> [YANG PERLU DILAKUKAN]:
Tolong jawab: menurut sumber, sudah berapa lama kekeringan mendera California?

> [SUMBER]:
══════
Pemandangan di luar jendela cukup parah. Saat pesawat penelitiannya melintas di atas hutan sequoia raksasa California, Greg Asner bisa melihat kerusakan akibat kekeringan selama empat tahun yang mendera negara bagian itu. Namun, ketika dia berpaling dari jendela ke tayangan video di lab terbangnya, pemandangannya lebih mengkhawatirkan lagi.
Gambar digital tersebut berasal sistem pemindaian 3-D yang baru dipasang Asner, ahli ekologi dari Carnegie Institution for Science, di pesawat turbopropnya. Pemindai tersebut memancarkan laser ganda ke pepohonan itu. Dua spektrometer pencitraan, salah satunya buatan Jet Propulsion Laboratory (JPL) NASA, merekam ratusan panjang gelombang sinar matahari yang terpantul, dari cahaya tampak hingga inframerah, mengungkapkan ciri khas kimiawi detail yang menjadi pengenal spesies setiap pohon dan bahkan menunjukkan jumlah air yang diserapnya—indikator kesehatan yang penting. Dengan setelan layar yang dipilih Asner hari itu, pohon yang kekurangan air ditandai warna merah terang.
══════
Catatan tempat elemen muncul:

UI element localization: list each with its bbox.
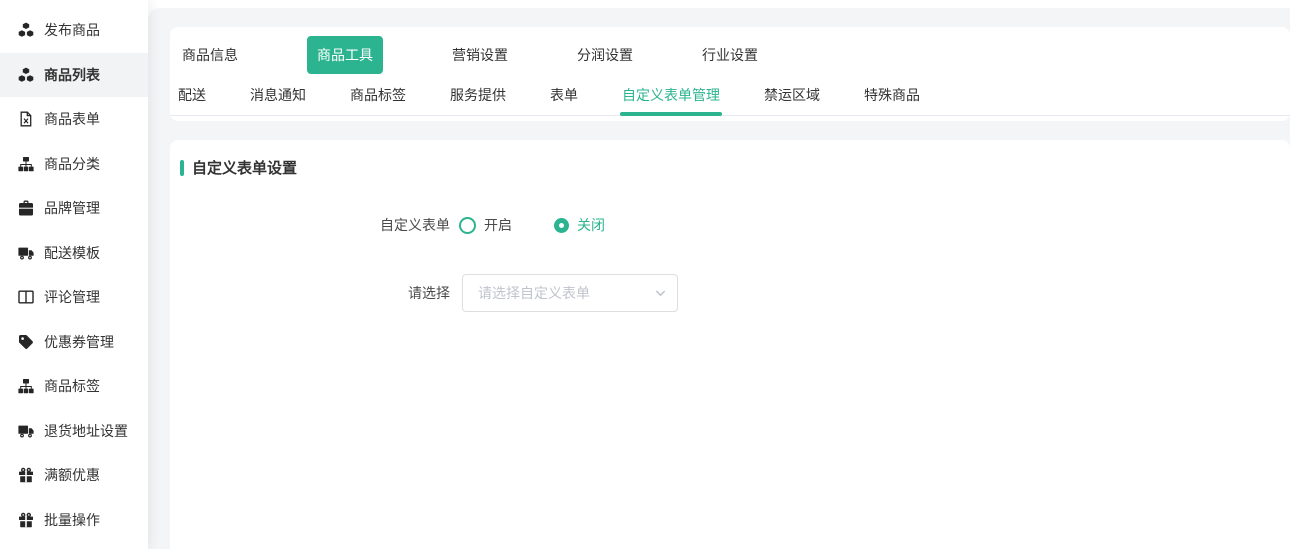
radio-option[interactable]: 关闭 <box>554 215 605 235</box>
sitemap-icon <box>17 155 34 172</box>
section-header: 自定义表单设置 <box>180 157 297 178</box>
sitemap-icon <box>17 378 34 395</box>
sidebar-item-label: 配送模板 <box>44 243 100 263</box>
tabs-card: 商品信息 商品工具 营销设置 分润设置 行业设置 <box>170 27 1290 121</box>
secondary-tab-label: 自定义表单管理 <box>622 87 720 103</box>
cubes-icon <box>17 22 34 39</box>
sidebar-item-label: 商品列表 <box>44 65 100 85</box>
gift-icon <box>17 467 34 484</box>
radio-option-label: 关闭 <box>577 215 605 235</box>
sidebar: 发布商品 商品列表 商品表单 商品分类 品牌管理 <box>0 0 148 549</box>
primary-tab[interactable]: 营销设置 <box>452 36 508 74</box>
radio-option[interactable]: 开启 <box>459 215 512 235</box>
sidebar-item-label: 品牌管理 <box>44 198 100 218</box>
sidebar-item[interactable]: 发布商品 <box>0 8 148 53</box>
primary-tab[interactable]: 商品工具 <box>307 36 383 74</box>
primary-tab[interactable]: 商品信息 <box>182 36 238 74</box>
sidebar-item-label: 发布商品 <box>44 20 100 40</box>
secondary-tab-label: 特殊商品 <box>864 87 920 103</box>
sidebar-item[interactable]: 批量操作 <box>0 498 148 543</box>
truck-icon <box>17 422 34 439</box>
cubes-icon <box>17 66 34 83</box>
sidebar-item[interactable]: 退货地址设置 <box>0 409 148 454</box>
primary-tabs: 商品信息 商品工具 营销设置 分润设置 行业设置 <box>182 36 827 74</box>
gift-icon <box>17 511 34 528</box>
sidebar-item-label: 商品标签 <box>44 376 100 396</box>
primary-tab[interactable]: 分润设置 <box>577 36 633 74</box>
secondary-tab-label: 服务提供 <box>450 87 506 103</box>
select-form-row: 请选择 请选择自定义表单 <box>170 274 678 312</box>
tag-icon <box>17 333 34 350</box>
custom-form-settings-panel: 自定义表单设置 自定义表单 开启 关闭 请选择 <box>170 140 1290 549</box>
radio-group: 开启 关闭 <box>459 215 605 235</box>
secondary-tab[interactable]: 服务提供 <box>448 85 508 119</box>
secondary-tab-label: 配送 <box>178 87 206 103</box>
secondary-tab[interactable]: 特殊商品 <box>862 85 922 119</box>
sidebar-item[interactable]: 品牌管理 <box>0 186 148 231</box>
secondary-tab[interactable]: 禁运区域 <box>762 85 822 119</box>
secondary-tab[interactable]: 消息通知 <box>248 85 308 119</box>
truck-icon <box>17 244 34 261</box>
sidebar-item-label: 商品表单 <box>44 109 100 129</box>
radio-icon <box>554 218 569 233</box>
primary-tab-label: 行业设置 <box>702 45 758 65</box>
chevron-down-icon <box>654 287 667 300</box>
sidebar-item[interactable]: 商品分类 <box>0 142 148 187</box>
primary-tab-label: 商品信息 <box>182 45 238 65</box>
radio-icon <box>459 217 476 234</box>
section-title: 自定义表单设置 <box>192 157 297 178</box>
sidebar-item[interactable]: 商品表单 <box>0 97 148 142</box>
sidebar-item-label: 退货地址设置 <box>44 421 128 441</box>
sidebar-item[interactable]: 商品列表 <box>0 53 148 98</box>
secondary-tab-label: 商品标签 <box>350 87 406 103</box>
app-root: 发布商品 商品列表 商品表单 商品分类 品牌管理 <box>0 0 1293 549</box>
sidebar-item-label: 满额优惠 <box>44 465 100 485</box>
primary-tab-label: 分润设置 <box>577 45 633 65</box>
section-accent-bar <box>180 160 184 176</box>
sidebar-item[interactable]: 满额优惠 <box>0 453 148 498</box>
secondary-tab-label: 消息通知 <box>250 87 306 103</box>
secondary-tab-label: 禁运区域 <box>764 87 820 103</box>
secondary-tab[interactable]: 商品标签 <box>348 85 408 119</box>
sidebar-item-label: 商品分类 <box>44 154 100 174</box>
columns-icon <box>17 289 34 306</box>
sidebar-item-label: 优惠券管理 <box>44 332 114 352</box>
custom-form-toggle-row: 自定义表单 开启 关闭 <box>170 215 605 235</box>
sidebar-item[interactable]: 优惠券管理 <box>0 320 148 365</box>
primary-tab-label: 营销设置 <box>452 45 508 65</box>
secondary-tab[interactable]: 配送 <box>176 85 208 119</box>
sidebar-item-label: 评论管理 <box>44 287 100 307</box>
radio-option-label: 开启 <box>484 215 512 235</box>
select-label: 请选择 <box>170 283 450 303</box>
sidebar-item[interactable]: 商品标签 <box>0 364 148 409</box>
briefcase-icon <box>17 200 34 217</box>
sidebar-item[interactable]: 评论管理 <box>0 275 148 320</box>
primary-tab[interactable]: 行业设置 <box>702 36 758 74</box>
select-placeholder-text: 请选择自定义表单 <box>478 283 590 303</box>
toggle-label: 自定义表单 <box>170 215 450 235</box>
secondary-tab[interactable]: 自定义表单管理 <box>620 85 722 119</box>
sidebar-item-label: 批量操作 <box>44 510 100 530</box>
sidebar-item[interactable]: 配送模板 <box>0 231 148 276</box>
custom-form-select[interactable]: 请选择自定义表单 <box>462 274 678 312</box>
file-x-icon <box>17 111 34 128</box>
tabs-divider <box>170 115 1290 116</box>
primary-tab-label: 商品工具 <box>317 45 373 65</box>
secondary-tab-label: 表单 <box>550 87 578 103</box>
secondary-tab[interactable]: 表单 <box>548 85 580 119</box>
secondary-tabs: 配送 消息通知 商品标签 服务提供 表单 自定义表 <box>176 85 962 119</box>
══════
> [HASIL TUGAS]:
Empat tahun.